#### ROWS

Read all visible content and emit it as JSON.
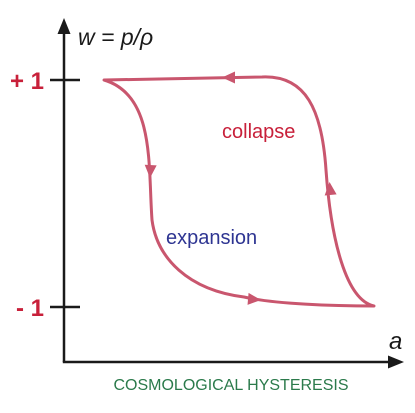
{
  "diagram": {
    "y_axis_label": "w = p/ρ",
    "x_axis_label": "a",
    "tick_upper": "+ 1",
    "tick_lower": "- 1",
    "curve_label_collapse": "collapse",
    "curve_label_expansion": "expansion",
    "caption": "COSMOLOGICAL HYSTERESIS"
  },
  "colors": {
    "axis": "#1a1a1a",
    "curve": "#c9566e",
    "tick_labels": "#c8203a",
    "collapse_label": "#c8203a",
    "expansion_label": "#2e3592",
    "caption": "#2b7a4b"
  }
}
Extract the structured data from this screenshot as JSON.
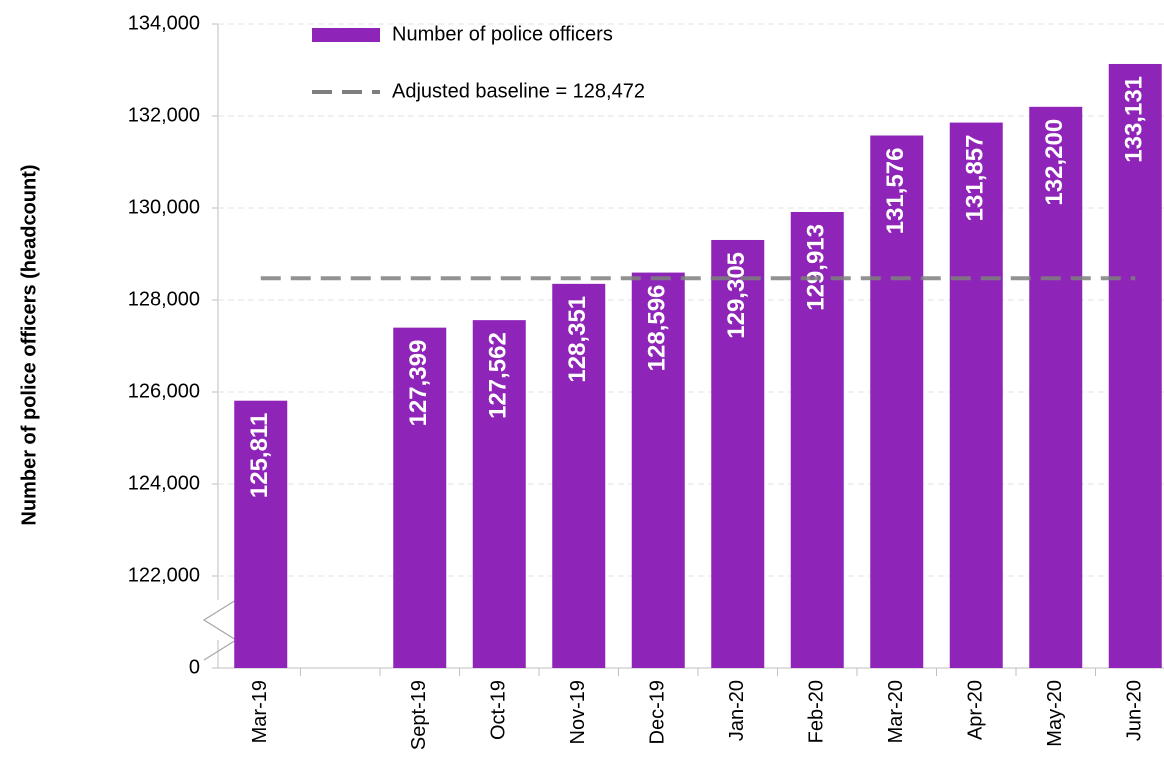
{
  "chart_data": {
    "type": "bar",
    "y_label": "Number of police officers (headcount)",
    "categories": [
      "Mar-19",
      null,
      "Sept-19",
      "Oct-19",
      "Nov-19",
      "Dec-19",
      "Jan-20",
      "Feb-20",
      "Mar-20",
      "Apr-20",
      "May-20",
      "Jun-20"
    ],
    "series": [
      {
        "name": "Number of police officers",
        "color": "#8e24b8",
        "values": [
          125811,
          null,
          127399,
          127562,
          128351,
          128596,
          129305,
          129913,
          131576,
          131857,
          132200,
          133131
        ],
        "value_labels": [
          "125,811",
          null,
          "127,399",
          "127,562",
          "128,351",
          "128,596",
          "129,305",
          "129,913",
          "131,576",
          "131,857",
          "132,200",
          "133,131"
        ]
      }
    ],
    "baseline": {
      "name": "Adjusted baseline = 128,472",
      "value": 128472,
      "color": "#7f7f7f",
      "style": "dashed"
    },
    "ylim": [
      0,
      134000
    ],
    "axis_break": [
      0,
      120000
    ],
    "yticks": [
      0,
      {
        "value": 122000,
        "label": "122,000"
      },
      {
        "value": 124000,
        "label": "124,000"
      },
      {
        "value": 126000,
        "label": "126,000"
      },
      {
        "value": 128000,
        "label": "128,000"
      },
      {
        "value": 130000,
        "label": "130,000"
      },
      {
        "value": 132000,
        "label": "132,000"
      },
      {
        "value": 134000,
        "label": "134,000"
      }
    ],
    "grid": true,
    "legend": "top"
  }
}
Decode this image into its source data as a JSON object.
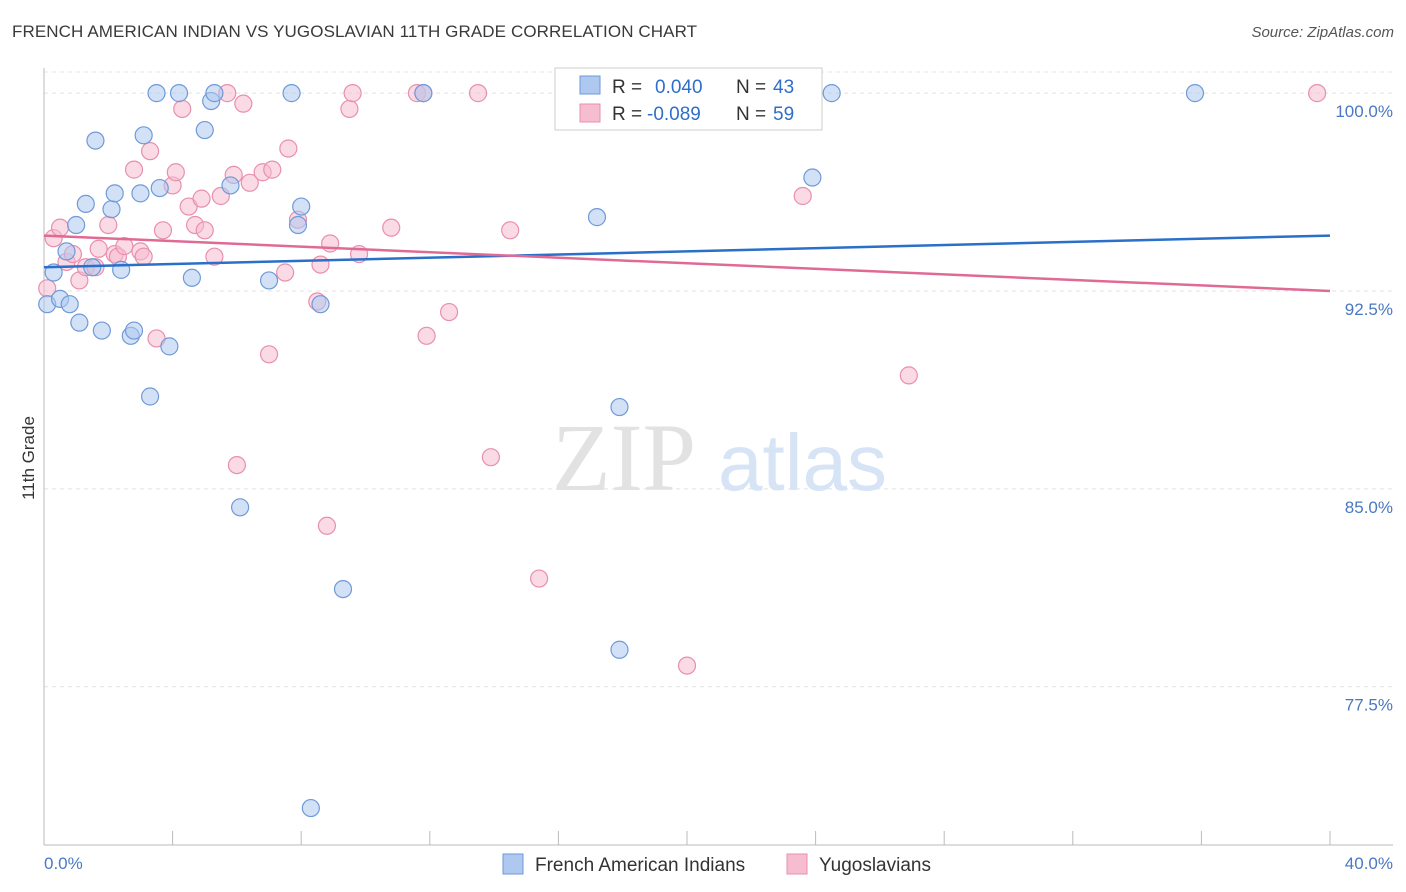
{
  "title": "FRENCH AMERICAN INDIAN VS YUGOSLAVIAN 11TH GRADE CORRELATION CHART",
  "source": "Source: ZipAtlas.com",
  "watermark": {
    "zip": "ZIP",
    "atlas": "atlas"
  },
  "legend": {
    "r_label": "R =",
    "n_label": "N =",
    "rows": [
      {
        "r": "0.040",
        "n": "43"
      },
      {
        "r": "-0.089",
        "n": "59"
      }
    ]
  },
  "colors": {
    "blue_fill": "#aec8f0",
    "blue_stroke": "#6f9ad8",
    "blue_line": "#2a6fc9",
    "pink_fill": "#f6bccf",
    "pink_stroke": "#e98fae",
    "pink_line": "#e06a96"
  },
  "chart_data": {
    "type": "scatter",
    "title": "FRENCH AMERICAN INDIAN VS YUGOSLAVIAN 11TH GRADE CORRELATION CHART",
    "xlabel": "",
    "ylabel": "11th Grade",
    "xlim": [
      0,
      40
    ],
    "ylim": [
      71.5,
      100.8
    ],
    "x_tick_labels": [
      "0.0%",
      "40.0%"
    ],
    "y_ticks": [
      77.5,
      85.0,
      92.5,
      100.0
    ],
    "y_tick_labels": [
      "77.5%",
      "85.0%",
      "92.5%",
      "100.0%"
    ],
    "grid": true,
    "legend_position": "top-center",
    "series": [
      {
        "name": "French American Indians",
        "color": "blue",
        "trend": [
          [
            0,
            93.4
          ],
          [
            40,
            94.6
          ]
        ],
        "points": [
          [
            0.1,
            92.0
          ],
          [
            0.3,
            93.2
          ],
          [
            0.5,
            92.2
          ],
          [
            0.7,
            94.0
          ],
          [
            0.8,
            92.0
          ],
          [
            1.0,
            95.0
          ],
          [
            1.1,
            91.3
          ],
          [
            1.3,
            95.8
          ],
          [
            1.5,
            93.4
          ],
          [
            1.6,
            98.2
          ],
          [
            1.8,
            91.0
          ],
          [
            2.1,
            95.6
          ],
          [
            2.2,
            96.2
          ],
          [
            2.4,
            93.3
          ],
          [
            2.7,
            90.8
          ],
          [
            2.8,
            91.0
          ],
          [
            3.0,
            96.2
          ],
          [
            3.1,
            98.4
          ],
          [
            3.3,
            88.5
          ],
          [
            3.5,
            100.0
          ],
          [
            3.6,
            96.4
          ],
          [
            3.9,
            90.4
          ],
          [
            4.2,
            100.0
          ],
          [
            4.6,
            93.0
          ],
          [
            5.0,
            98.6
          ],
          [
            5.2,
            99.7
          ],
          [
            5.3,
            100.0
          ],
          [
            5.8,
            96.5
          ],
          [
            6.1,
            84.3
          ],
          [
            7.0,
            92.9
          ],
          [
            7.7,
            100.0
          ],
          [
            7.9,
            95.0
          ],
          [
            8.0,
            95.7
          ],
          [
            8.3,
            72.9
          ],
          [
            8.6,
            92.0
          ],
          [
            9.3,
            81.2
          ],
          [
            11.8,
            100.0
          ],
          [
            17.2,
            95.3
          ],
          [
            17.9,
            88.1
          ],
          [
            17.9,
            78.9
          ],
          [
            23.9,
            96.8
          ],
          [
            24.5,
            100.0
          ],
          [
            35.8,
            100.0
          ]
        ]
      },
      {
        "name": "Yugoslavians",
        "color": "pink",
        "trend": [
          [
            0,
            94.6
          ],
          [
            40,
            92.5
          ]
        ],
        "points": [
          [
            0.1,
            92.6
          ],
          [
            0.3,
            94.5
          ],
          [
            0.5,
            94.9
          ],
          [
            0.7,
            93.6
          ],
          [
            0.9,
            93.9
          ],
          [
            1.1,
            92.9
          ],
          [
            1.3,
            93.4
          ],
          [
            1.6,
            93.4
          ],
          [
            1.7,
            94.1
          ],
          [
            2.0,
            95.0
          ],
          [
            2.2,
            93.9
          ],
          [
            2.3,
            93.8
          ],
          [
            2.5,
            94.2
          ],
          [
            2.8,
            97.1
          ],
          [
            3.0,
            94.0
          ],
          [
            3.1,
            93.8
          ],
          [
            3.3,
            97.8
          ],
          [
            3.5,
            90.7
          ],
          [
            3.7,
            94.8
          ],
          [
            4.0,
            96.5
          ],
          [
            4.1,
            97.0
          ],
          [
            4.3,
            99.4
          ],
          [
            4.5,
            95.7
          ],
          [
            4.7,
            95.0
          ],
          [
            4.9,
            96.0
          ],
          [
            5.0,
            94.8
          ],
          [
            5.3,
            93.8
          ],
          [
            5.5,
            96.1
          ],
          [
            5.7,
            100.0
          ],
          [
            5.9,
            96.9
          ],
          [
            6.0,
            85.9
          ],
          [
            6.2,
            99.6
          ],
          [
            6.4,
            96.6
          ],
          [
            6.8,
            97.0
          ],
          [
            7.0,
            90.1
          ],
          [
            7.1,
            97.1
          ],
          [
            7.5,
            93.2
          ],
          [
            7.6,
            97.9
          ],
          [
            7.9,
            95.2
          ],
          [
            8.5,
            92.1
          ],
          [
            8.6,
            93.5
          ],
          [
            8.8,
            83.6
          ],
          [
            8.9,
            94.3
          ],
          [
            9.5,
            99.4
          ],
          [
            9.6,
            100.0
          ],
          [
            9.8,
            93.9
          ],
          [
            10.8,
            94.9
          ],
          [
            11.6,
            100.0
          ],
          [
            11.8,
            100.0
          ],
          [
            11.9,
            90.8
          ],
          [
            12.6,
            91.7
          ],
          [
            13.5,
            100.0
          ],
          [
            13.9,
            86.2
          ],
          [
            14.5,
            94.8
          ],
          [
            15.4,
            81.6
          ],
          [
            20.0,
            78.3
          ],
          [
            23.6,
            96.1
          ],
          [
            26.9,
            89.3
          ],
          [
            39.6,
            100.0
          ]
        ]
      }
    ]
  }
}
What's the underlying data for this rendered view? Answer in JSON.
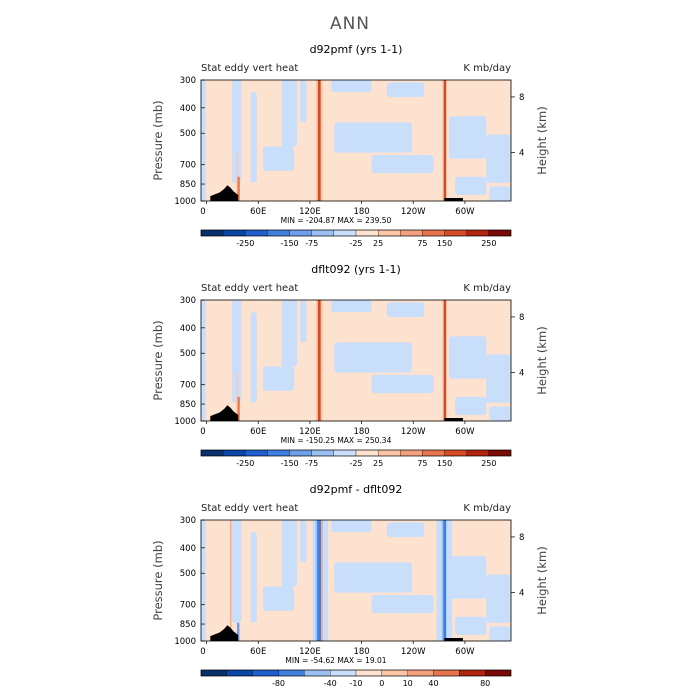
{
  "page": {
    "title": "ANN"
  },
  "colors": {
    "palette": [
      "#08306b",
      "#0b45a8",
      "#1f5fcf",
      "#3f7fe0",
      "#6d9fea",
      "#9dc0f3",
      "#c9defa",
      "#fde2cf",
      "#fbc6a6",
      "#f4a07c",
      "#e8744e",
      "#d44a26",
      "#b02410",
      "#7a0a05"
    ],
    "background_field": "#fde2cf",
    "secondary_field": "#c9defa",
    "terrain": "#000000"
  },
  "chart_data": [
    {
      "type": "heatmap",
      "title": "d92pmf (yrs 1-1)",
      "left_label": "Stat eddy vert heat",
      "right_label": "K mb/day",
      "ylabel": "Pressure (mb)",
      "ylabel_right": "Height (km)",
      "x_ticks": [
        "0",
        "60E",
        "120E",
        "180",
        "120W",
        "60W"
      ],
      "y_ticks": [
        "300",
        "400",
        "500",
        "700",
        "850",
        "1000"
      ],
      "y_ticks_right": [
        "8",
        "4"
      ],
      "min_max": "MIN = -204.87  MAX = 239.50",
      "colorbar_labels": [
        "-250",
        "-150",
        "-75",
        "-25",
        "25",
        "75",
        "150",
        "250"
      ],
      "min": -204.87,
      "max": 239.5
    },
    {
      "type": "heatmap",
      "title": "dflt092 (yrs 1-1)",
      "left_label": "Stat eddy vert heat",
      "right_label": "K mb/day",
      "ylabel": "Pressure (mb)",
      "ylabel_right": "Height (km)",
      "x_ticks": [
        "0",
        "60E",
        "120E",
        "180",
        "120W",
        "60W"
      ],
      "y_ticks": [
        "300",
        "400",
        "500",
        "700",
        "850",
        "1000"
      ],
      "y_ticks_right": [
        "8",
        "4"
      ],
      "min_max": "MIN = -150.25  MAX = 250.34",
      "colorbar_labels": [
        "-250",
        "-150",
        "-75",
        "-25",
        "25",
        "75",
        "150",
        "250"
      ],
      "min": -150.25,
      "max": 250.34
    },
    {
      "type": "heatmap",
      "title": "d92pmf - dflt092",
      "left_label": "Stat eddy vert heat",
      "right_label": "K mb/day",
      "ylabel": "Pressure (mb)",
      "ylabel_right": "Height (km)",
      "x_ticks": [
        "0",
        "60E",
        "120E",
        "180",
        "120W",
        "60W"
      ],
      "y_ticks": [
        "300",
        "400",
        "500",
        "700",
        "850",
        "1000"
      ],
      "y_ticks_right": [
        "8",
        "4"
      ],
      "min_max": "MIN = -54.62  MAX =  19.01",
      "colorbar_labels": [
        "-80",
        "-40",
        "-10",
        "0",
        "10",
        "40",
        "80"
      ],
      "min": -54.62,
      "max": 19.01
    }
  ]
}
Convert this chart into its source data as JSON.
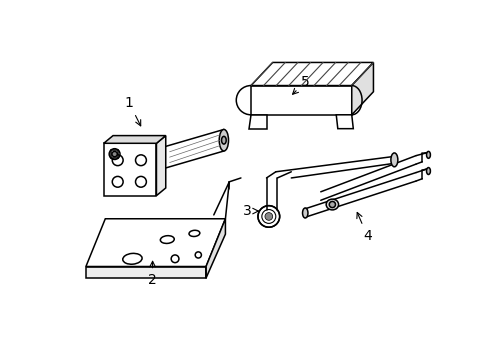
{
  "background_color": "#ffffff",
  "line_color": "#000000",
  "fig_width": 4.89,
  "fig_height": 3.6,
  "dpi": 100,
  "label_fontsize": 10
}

########

◆ OBJECTIVE ◆
Of the lines above, how many contain the word "source"? Provide the number and nothing else.

◆ RESPONSE TO THE EXERCISE ◆
3